(Recorded data)
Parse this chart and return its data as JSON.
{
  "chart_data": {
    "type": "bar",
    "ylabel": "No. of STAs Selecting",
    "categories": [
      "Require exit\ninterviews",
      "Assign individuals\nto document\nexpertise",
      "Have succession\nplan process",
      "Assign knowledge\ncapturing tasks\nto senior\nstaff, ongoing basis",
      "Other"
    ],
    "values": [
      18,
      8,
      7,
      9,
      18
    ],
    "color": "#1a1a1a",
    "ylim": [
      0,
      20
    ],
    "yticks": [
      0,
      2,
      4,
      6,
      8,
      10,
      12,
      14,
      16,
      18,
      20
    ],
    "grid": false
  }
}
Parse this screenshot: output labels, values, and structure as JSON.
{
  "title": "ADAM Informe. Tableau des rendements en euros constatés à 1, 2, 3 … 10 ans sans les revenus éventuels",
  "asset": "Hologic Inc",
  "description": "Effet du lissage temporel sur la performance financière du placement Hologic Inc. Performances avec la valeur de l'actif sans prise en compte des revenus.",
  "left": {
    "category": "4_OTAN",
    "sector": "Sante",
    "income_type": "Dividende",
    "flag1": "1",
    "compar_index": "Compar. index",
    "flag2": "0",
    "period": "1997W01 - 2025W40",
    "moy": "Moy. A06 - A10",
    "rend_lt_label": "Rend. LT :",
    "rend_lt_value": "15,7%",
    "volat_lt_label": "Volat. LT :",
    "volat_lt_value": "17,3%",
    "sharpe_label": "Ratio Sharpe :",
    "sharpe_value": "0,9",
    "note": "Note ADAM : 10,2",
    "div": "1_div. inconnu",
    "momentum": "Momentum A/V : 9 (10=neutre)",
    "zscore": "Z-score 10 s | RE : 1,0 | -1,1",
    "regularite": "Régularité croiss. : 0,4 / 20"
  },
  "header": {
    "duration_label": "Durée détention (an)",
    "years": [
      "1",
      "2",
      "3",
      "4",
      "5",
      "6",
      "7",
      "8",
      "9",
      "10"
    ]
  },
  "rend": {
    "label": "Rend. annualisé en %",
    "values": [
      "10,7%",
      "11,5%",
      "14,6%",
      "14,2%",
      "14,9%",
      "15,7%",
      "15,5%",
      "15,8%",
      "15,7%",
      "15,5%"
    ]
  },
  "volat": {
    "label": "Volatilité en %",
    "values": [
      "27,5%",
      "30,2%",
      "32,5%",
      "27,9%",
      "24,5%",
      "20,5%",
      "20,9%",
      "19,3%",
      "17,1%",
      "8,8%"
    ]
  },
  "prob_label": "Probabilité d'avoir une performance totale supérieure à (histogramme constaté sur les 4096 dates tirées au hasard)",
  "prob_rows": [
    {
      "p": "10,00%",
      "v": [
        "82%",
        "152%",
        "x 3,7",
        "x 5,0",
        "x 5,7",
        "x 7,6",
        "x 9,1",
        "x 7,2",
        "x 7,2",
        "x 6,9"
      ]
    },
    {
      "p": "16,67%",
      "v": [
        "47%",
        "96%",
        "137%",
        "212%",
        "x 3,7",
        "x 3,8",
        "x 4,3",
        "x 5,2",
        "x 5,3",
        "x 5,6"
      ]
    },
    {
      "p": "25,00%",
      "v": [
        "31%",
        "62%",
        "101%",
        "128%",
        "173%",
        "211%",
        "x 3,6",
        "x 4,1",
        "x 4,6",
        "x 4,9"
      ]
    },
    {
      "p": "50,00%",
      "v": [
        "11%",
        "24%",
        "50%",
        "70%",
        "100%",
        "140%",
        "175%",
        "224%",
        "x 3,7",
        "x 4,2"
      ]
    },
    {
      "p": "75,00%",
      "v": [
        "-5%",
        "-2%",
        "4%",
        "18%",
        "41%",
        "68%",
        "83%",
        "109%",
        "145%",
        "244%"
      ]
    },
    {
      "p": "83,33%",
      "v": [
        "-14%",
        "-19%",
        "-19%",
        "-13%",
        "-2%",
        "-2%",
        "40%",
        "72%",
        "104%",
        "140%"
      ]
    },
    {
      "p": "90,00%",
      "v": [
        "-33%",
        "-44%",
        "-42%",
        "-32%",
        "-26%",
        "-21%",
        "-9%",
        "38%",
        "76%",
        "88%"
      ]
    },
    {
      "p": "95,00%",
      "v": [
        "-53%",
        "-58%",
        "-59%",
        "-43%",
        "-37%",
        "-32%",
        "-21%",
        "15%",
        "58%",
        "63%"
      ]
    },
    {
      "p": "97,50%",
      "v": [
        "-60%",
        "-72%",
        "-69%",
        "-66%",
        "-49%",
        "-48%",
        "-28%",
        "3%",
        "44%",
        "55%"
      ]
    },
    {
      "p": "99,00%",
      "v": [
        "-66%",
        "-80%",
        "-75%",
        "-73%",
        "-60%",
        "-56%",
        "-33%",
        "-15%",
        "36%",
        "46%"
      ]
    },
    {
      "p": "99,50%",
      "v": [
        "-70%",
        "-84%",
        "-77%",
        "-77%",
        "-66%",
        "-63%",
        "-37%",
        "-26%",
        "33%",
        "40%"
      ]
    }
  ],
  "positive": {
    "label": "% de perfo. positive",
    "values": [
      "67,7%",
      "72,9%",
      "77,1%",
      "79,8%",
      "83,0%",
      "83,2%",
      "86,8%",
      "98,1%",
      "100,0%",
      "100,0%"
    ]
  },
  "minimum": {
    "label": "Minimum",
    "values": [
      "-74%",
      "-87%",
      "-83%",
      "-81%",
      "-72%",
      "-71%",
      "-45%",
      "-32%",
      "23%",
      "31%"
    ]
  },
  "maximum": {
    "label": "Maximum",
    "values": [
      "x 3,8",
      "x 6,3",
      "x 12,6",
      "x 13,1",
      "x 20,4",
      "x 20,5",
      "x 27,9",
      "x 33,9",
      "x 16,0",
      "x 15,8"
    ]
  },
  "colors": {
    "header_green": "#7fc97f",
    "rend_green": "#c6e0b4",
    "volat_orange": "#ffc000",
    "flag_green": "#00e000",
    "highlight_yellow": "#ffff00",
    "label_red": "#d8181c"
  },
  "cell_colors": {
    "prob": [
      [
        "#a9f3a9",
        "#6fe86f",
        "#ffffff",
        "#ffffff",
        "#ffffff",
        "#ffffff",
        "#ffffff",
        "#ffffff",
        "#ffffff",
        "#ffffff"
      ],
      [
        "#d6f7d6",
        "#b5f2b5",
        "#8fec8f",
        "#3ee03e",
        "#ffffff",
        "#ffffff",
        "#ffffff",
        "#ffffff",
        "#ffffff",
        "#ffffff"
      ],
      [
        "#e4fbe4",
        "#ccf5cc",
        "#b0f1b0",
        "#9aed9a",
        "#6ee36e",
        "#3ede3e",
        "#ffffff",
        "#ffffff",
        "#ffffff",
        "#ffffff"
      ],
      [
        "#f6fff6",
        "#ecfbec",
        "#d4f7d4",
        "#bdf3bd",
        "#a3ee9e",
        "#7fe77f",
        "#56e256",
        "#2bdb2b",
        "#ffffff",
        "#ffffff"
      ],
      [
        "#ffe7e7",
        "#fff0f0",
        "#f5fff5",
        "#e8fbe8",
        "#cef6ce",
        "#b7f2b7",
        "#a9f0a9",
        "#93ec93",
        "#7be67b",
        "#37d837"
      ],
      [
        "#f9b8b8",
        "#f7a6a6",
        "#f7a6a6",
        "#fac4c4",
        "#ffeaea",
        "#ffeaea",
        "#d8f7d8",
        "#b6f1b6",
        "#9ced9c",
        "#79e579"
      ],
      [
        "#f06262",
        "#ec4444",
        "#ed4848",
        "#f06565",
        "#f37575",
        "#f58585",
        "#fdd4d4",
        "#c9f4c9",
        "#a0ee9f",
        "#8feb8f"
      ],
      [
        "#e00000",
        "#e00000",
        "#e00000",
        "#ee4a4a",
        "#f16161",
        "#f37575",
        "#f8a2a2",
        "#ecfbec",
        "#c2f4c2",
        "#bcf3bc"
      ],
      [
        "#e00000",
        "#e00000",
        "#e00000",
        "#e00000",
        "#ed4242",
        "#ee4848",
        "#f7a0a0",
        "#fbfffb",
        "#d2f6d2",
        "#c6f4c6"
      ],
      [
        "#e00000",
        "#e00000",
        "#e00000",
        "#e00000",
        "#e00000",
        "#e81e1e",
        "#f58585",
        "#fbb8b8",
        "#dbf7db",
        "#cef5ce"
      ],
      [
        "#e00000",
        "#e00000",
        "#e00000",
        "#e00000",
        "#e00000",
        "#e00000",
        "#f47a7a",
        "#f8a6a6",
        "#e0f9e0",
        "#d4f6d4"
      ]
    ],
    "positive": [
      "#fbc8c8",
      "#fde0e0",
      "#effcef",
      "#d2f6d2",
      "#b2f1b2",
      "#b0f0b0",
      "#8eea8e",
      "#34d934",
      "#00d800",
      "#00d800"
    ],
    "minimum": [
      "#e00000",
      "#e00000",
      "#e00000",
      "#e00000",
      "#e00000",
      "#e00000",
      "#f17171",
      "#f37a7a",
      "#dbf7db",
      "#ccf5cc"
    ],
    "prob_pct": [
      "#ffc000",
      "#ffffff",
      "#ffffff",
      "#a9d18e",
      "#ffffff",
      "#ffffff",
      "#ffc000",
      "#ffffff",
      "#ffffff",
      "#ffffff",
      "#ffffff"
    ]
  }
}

### JOB
Copy each line of the listing that holds the word "JSON".

### SOLUTION TO THIS EXERCISE
Parse this chart and return its data as JSON.
Parse this screenshot: output labels, values, and structure as JSON.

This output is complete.